WHAT THIS TASK INVOLVES: Find every line with the string "recording" in it, count them, and reply with that count only.
***** ITEMS *****
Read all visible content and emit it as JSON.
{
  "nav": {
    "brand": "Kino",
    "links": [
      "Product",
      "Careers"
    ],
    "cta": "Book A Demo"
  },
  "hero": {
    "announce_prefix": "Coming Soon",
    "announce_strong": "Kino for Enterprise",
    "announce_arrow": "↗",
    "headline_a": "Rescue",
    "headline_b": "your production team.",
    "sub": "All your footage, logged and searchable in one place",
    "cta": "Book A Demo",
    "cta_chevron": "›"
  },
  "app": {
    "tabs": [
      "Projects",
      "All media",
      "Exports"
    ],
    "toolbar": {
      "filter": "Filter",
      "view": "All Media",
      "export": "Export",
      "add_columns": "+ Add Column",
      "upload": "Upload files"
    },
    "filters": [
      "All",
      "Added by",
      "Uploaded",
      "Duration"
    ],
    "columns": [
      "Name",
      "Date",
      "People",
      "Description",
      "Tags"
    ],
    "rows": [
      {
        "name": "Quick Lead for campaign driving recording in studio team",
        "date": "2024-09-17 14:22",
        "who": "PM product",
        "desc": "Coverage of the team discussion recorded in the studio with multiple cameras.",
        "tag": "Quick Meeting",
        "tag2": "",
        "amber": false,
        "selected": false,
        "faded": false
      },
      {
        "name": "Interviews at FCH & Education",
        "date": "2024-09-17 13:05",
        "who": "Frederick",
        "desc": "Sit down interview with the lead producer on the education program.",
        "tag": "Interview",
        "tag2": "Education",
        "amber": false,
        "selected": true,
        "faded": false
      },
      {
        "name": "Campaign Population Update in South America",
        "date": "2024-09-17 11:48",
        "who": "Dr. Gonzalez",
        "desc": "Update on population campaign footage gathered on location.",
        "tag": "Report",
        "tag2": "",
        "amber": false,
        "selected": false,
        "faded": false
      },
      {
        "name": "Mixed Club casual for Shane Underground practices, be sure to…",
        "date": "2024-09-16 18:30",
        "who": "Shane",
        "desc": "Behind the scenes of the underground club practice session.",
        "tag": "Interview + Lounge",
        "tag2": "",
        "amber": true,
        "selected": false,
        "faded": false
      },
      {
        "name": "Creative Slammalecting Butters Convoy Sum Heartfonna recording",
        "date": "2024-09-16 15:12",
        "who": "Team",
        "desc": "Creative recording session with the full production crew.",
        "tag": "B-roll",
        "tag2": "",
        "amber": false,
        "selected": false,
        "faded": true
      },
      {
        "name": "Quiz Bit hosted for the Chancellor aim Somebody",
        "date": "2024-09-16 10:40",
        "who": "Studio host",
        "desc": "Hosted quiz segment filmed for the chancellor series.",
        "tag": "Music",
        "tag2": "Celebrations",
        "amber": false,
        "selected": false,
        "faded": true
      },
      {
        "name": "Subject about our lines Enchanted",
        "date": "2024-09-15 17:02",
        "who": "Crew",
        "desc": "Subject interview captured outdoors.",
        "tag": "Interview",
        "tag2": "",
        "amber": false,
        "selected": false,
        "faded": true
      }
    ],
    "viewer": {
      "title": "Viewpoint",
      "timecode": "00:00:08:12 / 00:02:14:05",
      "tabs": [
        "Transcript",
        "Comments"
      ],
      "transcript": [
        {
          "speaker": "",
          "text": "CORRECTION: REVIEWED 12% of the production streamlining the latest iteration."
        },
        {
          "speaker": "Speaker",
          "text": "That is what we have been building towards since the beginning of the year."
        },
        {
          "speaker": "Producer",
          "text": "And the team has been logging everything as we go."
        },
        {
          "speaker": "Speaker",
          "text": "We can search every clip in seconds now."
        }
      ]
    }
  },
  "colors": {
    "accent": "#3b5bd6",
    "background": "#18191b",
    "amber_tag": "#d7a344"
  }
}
*****
ANSWER TO THIS PROBLEM: 3